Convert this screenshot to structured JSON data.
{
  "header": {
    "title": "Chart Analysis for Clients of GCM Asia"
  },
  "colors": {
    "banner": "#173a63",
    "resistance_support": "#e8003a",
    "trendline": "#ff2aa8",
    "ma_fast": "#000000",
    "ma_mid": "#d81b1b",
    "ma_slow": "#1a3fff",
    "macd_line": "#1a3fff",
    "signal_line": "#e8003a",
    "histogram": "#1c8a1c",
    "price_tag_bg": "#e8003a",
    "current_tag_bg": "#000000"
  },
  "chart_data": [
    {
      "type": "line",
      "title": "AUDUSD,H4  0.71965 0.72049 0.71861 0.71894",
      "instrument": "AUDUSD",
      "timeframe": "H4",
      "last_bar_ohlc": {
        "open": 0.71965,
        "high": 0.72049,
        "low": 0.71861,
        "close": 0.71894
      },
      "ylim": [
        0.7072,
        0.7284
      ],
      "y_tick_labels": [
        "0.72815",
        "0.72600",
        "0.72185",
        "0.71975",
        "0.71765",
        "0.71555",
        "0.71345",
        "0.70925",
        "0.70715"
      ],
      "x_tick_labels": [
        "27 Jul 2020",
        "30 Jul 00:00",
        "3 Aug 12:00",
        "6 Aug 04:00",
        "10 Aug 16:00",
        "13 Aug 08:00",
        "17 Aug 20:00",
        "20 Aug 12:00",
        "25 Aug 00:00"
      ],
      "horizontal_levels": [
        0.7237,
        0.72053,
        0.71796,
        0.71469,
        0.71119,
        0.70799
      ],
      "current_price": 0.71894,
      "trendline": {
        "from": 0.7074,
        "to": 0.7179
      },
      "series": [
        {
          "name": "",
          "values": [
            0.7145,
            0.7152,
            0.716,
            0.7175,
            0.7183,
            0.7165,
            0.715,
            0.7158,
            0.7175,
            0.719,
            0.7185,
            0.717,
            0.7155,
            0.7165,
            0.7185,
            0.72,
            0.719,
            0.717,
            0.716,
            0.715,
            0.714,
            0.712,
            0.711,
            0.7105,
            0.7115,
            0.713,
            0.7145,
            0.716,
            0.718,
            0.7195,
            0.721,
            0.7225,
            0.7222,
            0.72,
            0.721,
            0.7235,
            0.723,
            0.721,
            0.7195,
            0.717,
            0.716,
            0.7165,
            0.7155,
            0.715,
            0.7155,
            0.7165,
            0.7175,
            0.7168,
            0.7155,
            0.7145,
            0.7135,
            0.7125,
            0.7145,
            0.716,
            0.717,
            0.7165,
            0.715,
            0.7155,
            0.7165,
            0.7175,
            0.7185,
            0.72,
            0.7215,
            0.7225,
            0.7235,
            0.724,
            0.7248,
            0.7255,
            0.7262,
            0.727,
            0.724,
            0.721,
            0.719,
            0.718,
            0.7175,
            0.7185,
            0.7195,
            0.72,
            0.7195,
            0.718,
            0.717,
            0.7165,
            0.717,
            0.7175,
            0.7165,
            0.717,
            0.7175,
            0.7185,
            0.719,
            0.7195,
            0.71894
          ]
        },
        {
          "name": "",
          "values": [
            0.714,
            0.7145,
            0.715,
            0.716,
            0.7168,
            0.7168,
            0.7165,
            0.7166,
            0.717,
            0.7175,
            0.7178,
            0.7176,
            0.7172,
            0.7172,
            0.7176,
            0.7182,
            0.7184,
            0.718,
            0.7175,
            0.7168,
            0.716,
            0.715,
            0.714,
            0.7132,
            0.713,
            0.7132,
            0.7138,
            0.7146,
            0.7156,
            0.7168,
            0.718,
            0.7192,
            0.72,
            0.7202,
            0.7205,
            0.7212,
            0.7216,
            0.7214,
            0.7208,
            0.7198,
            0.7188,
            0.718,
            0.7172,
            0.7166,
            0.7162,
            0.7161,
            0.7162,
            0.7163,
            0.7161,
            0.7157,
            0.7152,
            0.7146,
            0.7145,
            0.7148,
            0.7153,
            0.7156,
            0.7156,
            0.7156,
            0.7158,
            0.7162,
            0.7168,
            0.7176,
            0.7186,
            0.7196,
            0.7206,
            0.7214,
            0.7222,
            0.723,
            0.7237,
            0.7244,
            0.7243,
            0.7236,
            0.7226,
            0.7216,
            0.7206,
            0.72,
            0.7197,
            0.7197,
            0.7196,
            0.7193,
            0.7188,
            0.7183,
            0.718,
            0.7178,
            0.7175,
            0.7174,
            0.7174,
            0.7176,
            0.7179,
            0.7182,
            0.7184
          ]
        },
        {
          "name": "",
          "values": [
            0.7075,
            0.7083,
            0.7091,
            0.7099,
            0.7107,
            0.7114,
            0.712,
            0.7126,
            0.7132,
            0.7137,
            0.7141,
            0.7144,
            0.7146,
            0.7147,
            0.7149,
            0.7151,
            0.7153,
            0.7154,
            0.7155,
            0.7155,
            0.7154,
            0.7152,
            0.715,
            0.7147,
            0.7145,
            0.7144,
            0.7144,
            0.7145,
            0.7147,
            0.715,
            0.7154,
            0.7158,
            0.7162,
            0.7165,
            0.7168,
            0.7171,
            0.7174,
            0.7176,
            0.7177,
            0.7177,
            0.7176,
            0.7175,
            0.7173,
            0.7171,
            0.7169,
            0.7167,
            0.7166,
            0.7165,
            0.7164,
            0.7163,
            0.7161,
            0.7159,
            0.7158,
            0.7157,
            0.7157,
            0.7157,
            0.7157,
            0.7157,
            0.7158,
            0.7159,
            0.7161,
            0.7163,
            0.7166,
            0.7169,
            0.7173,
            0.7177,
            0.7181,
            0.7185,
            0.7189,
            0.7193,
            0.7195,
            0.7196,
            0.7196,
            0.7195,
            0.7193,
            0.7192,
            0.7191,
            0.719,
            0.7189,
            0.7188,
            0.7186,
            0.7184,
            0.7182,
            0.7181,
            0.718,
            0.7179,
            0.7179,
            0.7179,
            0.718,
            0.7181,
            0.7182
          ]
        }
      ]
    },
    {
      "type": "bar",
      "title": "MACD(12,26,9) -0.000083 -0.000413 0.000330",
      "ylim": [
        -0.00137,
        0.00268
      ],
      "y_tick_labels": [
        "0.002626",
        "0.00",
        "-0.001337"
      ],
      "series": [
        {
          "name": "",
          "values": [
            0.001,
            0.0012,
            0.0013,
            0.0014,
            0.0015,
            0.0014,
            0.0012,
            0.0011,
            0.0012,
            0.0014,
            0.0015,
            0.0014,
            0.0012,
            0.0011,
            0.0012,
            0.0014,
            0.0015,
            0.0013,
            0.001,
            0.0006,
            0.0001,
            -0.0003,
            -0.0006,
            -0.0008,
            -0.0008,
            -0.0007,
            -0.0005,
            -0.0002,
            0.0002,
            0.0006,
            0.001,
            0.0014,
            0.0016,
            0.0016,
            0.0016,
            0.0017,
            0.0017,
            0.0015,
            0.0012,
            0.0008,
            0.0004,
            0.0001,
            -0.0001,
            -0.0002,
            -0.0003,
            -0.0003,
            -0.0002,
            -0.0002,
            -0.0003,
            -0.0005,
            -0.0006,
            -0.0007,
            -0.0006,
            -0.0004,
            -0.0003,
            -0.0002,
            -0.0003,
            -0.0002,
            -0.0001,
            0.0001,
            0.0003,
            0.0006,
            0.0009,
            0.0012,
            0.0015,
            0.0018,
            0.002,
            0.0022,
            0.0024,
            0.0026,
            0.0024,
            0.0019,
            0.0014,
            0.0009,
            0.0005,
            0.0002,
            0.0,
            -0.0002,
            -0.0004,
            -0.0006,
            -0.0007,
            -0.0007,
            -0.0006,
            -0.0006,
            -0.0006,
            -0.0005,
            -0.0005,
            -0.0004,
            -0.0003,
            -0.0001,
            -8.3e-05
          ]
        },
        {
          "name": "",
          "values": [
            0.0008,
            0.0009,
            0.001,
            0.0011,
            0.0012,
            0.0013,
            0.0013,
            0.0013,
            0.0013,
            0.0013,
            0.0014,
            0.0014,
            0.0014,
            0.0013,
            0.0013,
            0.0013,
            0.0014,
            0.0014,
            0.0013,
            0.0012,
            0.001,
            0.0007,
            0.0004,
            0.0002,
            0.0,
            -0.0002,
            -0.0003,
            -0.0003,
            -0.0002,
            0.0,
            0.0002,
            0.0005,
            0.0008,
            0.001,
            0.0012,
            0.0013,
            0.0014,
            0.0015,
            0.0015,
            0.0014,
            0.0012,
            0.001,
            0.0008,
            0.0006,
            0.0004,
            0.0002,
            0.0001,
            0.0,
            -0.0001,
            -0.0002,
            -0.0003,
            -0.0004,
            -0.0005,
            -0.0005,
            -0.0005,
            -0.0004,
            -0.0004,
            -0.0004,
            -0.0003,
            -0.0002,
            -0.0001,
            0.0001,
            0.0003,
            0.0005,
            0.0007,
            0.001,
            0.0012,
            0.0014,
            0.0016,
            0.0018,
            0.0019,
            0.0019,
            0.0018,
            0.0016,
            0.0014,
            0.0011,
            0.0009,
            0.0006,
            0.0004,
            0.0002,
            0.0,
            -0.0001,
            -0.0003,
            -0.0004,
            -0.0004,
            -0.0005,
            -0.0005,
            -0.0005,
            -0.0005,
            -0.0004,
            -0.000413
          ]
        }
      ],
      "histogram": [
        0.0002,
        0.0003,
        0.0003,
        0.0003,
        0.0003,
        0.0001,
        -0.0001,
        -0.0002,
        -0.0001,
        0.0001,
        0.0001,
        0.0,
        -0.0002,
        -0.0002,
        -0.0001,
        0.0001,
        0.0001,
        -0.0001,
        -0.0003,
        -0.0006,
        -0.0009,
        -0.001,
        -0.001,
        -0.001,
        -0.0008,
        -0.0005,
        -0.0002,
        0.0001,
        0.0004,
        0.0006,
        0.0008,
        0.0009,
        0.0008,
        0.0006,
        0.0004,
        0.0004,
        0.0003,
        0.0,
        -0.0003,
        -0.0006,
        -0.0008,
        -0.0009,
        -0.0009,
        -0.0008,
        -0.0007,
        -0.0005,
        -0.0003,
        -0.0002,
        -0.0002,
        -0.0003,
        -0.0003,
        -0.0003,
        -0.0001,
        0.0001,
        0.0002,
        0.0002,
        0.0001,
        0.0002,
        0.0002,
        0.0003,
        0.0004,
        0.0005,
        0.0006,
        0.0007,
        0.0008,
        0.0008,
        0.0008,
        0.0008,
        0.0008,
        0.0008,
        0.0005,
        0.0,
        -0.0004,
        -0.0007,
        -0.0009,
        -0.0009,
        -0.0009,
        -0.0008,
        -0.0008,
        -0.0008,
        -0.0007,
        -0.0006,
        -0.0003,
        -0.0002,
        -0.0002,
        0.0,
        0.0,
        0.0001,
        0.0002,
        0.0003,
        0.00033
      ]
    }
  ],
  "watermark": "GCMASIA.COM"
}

▸ Your goal
Make a list of all lines in the data that contain "title".

▸ Task output
    "title": "Chart Analysis for Clients of GCM Asia"
      "title": "AUDUSD,H4  0.71965 0.72049 0.71861 0.71894",
      "title": "MACD(12,26,9) -0.000083 -0.000413 0.000330",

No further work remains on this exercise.